--- EXERCISE OBJECTIVE ---
Reproduce only the part of the listing that opens with the line containing "x-tick-label: 2090: [861, 779, 885, 791]" and closes with the line containing "note-item: *** Greater", replacing "legend-swatch" with "legend-marker" throughout and leaving everything else unchanged.
##### DATA LINES #####
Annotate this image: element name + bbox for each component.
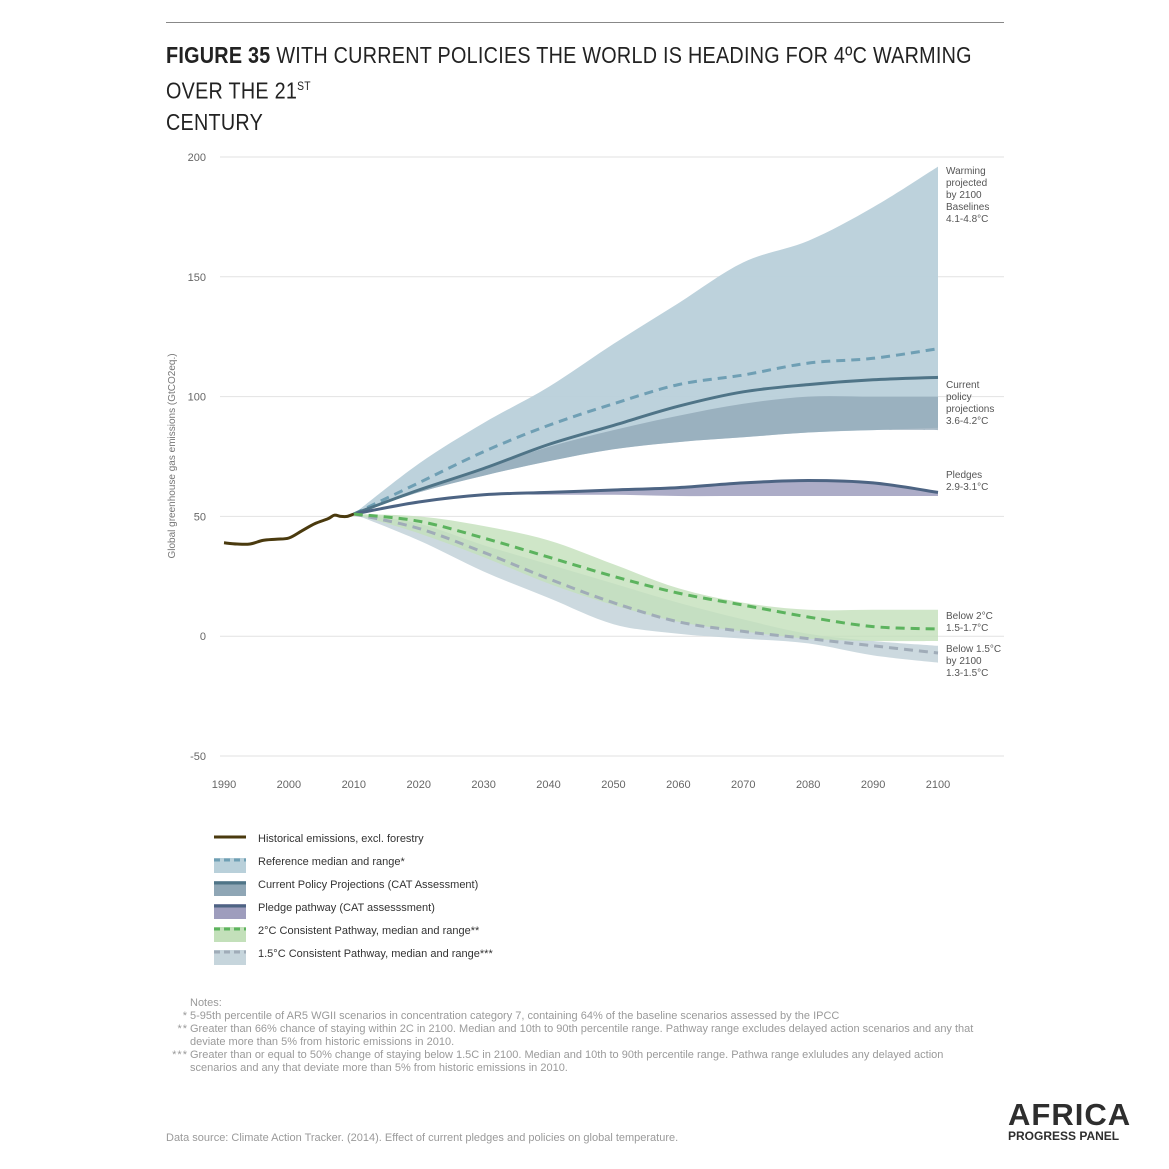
x-tick-label: 2090: [861, 779, 885, 791]
y-tick-label: 0: [200, 631, 206, 643]
legend-label: Historical emissions, excl. forestry: [258, 833, 424, 845]
reference-range-band: [353, 166, 938, 514]
y-tick-label: 100: [188, 392, 206, 404]
legend-label: 1.5°C Consistent Pathway, median and ran…: [258, 948, 493, 960]
note-text: 5-95th percentile of AR5 WGII scenarios …: [190, 1010, 840, 1022]
pledge-range-band: [353, 480, 938, 514]
pledge-line: [353, 478, 939, 516]
x-tick-label: 2000: [277, 779, 301, 791]
legend-label: Reference median and range*: [258, 856, 405, 868]
legend-swatch: [214, 904, 246, 919]
note-text: Greater than or equal to 50% change of s…: [190, 1049, 944, 1074]
logo-subtitle: PROGRESS PANEL: [1008, 1129, 1120, 1143]
x-tick-label: 1990: [212, 779, 236, 791]
annotation-below2: Below 2°C 1.5-1.7°C: [946, 611, 993, 634]
data-source: Data source: Climate Action Tracker. (20…: [166, 1132, 679, 1144]
note-mark: *: [182, 1010, 188, 1022]
reference-median-line: [353, 347, 939, 516]
x-tick-label: 2050: [601, 779, 625, 791]
legend-label: 2°C Consistent Pathway, median and range…: [258, 925, 480, 937]
x-tick-label: 2040: [536, 779, 560, 791]
legend-swatch: [214, 835, 246, 839]
emissions-chart: 200 150 100 50 0 -50 1990 2000 2010 2020 2030 2040 2…: [167, 152, 1004, 791]
current-policy-range-band: [353, 396, 938, 514]
note-item: ** Greater than 66% chance of staying wi…: [160, 1023, 990, 1049]
note-item: *** Greater than or equal to 50% change …: [160, 1049, 990, 1075]
title-main: WITH CURRENT POLICIES THE WORLD IS HEADI…: [166, 42, 972, 104]
annotation-pledges: Pledges 2.9-3.1°C: [946, 470, 988, 493]
note-mark: ***: [172, 1049, 188, 1061]
annotation-current-policy: Current policy projections 3.6-4.2°C: [946, 380, 994, 427]
figure-label: FIGURE 35: [166, 42, 271, 68]
title-line-2: CENTURY: [166, 108, 264, 135]
notes: Notes: * 5-95th percentile of AR5 WGII s…: [160, 997, 990, 1075]
x-tick-label: 2030: [471, 779, 495, 791]
historical-emissions-line: [223, 512, 355, 546]
title-superscript: ST: [297, 79, 311, 93]
figure-title: FIGURE 35 WITH CURRENT POLICIES THE WORL…: [166, 40, 1006, 138]
y-tick-label: -50: [190, 751, 206, 763]
legend-swatch: [214, 927, 246, 942]
y-axis-label: Global greenhouse gas emissions (GtCO2eq…: [167, 353, 178, 558]
notes-heading: Notes:: [190, 997, 222, 1009]
x-tick-label: 2060: [666, 779, 690, 791]
top-rule: [166, 22, 1004, 23]
two-degree-range-band: [353, 514, 938, 642]
legend-swatch: [214, 858, 246, 873]
y-tick-label: 150: [188, 272, 206, 284]
annotation-baselines: Warming projected by 2100 Baselines 4.1-4.8°…: [946, 166, 989, 225]
note-item: * 5-95th percentile of AR5 WGII scenario…: [160, 1010, 990, 1023]
two-degree-median-line: [353, 512, 939, 631]
note-mark: **: [177, 1023, 188, 1035]
note-text: Greater than 66% chance of staying withi…: [190, 1023, 974, 1048]
x-tick-label: 2080: [796, 779, 820, 791]
legend-swatch: [214, 950, 246, 965]
x-tick-label: 2100: [926, 779, 950, 791]
legend-label: Current Policy Projections (CAT Assessme…: [258, 879, 479, 891]
y-tick-label: 50: [194, 511, 206, 523]
x-tick-label: 2010: [342, 779, 366, 791]
current-policy-line: [353, 375, 939, 516]
legend-label: Pledge pathway (CAT assesssment): [258, 902, 435, 914]
y-tick-label: 200: [188, 152, 206, 164]
x-tick-label: 2020: [406, 779, 430, 791]
x-tick-label: 2070: [731, 779, 755, 791]
annotation-below15: Below 1.5°C by 2100 1.3-1.5°C: [946, 644, 1001, 679]
logo-wordmark: AFRICA: [1008, 1097, 1132, 1132]
legend-swatch: [214, 881, 246, 896]
africa-progress-panel-logo: AFRICA PROGRESS PANEL: [1008, 1097, 1148, 1143]
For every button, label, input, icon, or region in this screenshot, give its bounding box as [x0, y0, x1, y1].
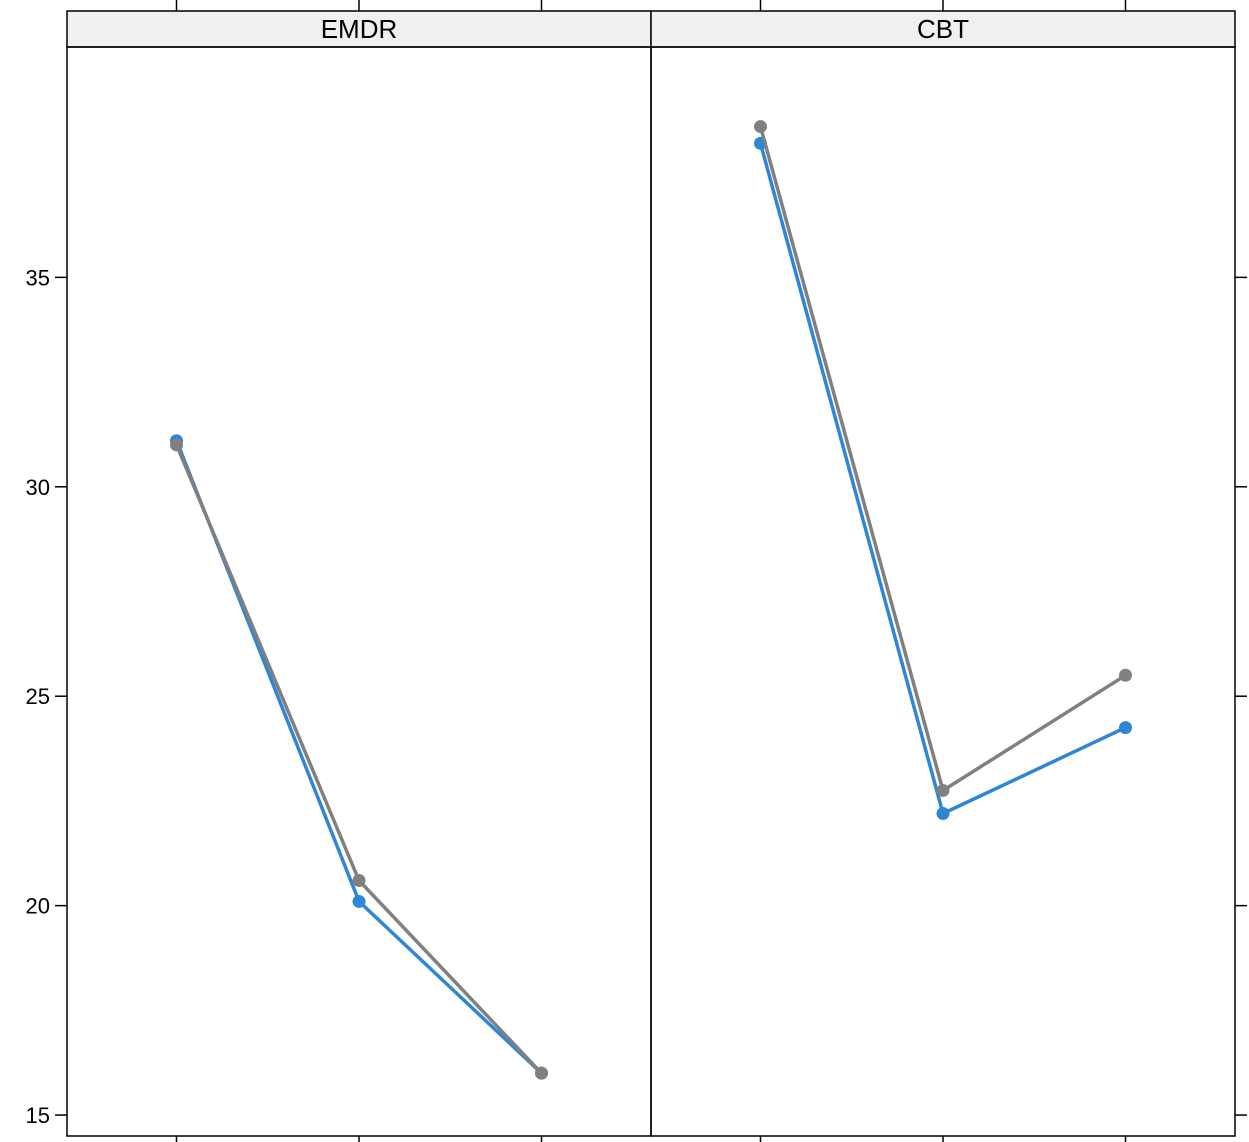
#####
--- FULL OUTPUT ---
x-tick-label: 2090: [861, 779, 885, 791]
y-tick-label: 0: [200, 631, 206, 643]
legend-label: Historical emissions, excl. forestry: [258, 833, 424, 845]
reference-range-band: [353, 166, 938, 514]
y-tick-label: 100: [188, 392, 206, 404]
legend-label: 1.5°C Consistent Pathway, median and ran…: [258, 948, 493, 960]
note-text: 5-95th percentile of AR5 WGII scenarios …: [190, 1010, 840, 1022]
pledge-range-band: [353, 480, 938, 514]
pledge-line: [353, 478, 939, 516]
x-tick-label: 2000: [277, 779, 301, 791]
legend-label: Reference median and range*: [258, 856, 405, 868]
legend-marker: [214, 904, 246, 919]
note-text: Greater than or equal to 50% change of s…: [190, 1049, 944, 1074]
logo-subtitle: PROGRESS PANEL: [1008, 1129, 1120, 1143]
x-tick-label: 1990: [212, 779, 236, 791]
annotation-below2: Below 2°C 1.5-1.7°C: [946, 611, 993, 634]
data-source: Data source: Climate Action Tracker. (20…: [166, 1132, 679, 1144]
note-mark: *: [182, 1010, 188, 1022]
reference-median-line: [353, 347, 939, 516]
x-tick-label: 2050: [601, 779, 625, 791]
legend-label: 2°C Consistent Pathway, median and range…: [258, 925, 480, 937]
x-tick-label: 2040: [536, 779, 560, 791]
legend-marker: [214, 835, 246, 839]
emissions-chart: 200 150 100 50 0 -50 1990 2000 2010 2020 2030 2040 2…: [167, 152, 1004, 791]
current-policy-range-band: [353, 396, 938, 514]
note-item: ** Greater than 66% chance of staying wi…: [160, 1023, 990, 1049]
note-item: *** Greater than or equal to 50% change …: [160, 1049, 990, 1075]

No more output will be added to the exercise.